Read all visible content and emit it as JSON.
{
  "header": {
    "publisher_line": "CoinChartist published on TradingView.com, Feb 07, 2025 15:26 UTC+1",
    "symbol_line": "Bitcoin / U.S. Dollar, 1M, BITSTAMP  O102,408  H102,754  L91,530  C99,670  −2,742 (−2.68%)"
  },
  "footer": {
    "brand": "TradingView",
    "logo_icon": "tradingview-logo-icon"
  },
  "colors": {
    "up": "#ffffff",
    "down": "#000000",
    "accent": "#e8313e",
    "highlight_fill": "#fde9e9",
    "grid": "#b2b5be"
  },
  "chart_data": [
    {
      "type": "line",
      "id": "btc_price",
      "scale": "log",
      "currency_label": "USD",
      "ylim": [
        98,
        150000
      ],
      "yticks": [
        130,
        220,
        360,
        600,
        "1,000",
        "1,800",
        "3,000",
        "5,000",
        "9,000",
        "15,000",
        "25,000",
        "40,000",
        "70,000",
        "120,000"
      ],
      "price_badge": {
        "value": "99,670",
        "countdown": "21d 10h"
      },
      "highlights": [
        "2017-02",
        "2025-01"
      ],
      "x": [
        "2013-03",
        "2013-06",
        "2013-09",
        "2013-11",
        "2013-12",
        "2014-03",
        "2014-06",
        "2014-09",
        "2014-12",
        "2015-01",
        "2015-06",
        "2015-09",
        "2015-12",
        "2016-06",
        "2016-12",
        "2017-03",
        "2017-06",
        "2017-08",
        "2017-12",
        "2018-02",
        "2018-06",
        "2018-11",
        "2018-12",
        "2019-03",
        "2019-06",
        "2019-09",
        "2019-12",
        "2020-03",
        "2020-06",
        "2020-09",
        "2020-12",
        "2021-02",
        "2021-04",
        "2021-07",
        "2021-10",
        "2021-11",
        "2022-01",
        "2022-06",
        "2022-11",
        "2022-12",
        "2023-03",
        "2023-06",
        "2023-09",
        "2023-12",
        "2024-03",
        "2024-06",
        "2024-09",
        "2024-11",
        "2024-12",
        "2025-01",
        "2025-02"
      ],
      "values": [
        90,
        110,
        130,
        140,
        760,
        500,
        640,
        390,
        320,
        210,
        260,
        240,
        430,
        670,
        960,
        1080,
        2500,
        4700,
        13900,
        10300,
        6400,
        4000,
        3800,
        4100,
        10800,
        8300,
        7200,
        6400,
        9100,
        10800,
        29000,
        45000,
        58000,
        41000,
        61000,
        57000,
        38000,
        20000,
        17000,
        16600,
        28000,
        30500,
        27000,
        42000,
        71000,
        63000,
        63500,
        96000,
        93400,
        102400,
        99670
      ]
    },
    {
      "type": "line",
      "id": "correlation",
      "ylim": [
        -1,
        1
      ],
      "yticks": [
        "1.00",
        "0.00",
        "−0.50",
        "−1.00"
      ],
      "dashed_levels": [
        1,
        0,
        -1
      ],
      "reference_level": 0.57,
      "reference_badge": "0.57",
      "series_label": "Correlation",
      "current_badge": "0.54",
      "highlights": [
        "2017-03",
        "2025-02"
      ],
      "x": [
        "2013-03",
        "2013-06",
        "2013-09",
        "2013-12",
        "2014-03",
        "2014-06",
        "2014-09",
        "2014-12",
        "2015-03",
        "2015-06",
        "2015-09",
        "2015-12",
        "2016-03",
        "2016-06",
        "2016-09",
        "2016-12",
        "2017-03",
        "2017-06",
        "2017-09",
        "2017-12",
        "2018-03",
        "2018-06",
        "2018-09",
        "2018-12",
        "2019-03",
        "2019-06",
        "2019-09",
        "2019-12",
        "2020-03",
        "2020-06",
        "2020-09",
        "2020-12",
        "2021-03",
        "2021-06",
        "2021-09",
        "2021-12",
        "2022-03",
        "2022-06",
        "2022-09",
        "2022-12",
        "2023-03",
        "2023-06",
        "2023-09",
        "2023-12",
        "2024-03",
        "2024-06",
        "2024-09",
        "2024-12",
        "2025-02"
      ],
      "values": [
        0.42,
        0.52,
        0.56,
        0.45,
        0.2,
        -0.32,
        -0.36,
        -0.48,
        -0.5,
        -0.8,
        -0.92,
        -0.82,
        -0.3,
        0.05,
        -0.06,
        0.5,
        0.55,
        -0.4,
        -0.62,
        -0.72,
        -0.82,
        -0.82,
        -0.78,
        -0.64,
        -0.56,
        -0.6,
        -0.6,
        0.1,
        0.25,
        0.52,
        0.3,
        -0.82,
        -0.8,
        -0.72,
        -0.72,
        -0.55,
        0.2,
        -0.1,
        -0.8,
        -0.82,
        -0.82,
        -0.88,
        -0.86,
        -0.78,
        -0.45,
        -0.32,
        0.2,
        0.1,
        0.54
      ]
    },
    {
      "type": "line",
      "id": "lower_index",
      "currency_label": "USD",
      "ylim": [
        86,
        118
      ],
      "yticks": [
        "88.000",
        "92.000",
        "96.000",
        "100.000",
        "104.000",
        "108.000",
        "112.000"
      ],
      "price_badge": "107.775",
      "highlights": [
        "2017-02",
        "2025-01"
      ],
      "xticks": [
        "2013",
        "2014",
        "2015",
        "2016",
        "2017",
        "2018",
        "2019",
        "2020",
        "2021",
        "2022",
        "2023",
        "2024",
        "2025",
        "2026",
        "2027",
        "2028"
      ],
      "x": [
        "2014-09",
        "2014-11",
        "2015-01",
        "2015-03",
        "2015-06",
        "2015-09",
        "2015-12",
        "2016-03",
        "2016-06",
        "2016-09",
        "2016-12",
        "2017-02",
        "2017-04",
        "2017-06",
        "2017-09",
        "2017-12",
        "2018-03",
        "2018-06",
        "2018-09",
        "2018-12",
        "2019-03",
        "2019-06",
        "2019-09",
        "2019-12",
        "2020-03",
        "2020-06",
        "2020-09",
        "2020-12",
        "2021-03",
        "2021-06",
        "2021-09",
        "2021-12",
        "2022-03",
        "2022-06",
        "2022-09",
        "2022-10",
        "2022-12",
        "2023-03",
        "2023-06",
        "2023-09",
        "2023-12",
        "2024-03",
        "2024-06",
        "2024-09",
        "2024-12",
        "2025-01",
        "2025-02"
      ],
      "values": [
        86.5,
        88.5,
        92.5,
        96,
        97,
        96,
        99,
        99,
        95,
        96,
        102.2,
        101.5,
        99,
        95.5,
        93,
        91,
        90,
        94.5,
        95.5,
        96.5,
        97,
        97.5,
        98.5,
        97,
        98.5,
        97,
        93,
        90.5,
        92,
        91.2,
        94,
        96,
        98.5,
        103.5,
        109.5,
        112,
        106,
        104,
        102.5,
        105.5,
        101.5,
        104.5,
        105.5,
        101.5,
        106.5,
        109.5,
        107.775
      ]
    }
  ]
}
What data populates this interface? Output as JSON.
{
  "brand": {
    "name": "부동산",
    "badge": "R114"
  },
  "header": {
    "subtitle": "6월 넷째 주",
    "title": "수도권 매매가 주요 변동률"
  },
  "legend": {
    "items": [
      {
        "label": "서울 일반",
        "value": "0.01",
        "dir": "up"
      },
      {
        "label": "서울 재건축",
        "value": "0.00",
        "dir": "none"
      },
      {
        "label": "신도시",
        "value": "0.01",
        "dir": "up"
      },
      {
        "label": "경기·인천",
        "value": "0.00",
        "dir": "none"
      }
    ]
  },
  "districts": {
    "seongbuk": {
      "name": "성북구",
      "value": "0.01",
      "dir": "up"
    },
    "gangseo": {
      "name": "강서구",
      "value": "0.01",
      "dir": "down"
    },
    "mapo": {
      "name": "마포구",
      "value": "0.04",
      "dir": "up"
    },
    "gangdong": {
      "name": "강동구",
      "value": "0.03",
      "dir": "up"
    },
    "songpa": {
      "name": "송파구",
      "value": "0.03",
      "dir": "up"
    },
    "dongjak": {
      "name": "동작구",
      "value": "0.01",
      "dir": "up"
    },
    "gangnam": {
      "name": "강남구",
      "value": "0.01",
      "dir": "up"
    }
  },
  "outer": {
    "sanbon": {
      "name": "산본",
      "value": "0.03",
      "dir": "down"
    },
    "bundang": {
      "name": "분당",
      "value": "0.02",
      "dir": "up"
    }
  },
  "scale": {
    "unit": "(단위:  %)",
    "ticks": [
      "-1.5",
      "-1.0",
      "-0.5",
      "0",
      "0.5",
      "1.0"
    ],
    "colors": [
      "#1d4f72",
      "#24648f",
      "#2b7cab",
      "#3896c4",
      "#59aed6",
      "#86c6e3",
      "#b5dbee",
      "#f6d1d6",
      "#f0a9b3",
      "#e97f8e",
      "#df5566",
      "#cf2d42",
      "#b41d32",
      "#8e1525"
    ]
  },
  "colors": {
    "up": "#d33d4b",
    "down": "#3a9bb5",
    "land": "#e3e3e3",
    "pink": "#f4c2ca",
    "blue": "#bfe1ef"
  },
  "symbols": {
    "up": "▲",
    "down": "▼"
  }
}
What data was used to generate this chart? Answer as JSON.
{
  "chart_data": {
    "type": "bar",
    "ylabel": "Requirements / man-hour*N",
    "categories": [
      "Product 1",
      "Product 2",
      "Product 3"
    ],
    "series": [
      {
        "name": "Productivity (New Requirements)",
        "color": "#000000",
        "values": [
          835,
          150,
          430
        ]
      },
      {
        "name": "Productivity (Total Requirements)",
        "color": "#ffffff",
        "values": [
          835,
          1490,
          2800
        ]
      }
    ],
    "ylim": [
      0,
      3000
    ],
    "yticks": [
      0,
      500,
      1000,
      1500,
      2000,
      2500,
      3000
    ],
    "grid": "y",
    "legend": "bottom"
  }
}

▸ TASK OBJECTIVE
The answer consists only of the lines from the one containing "What data was" to the end of the records, each written out exactly.

▸ EXERCISE OUTPUT
What data was used to generate this chart? Answer as JSON.
{
  "chart_data": {
    "type": "bar",
    "ylabel": "Requirements / man-hour*N",
    "categories": [
      "Product 1",
      "Product 2",
      "Product 3"
    ],
    "series": [
      {
        "name": "Productivity (New Requirements)",
        "color": "#000000",
        "values": [
          835,
          150,
          430
        ]
      },
      {
        "name": "Productivity (Total Requirements)",
        "color": "#ffffff",
        "values": [
          835,
          1490,
          2800
        ]
      }
    ],
    "ylim": [
      0,
      3000
    ],
    "yticks": [
      0,
      500,
      1000,
      1500,
      2000,
      2500,
      3000
    ],
    "grid": "y",
    "legend": "bottom"
  }
}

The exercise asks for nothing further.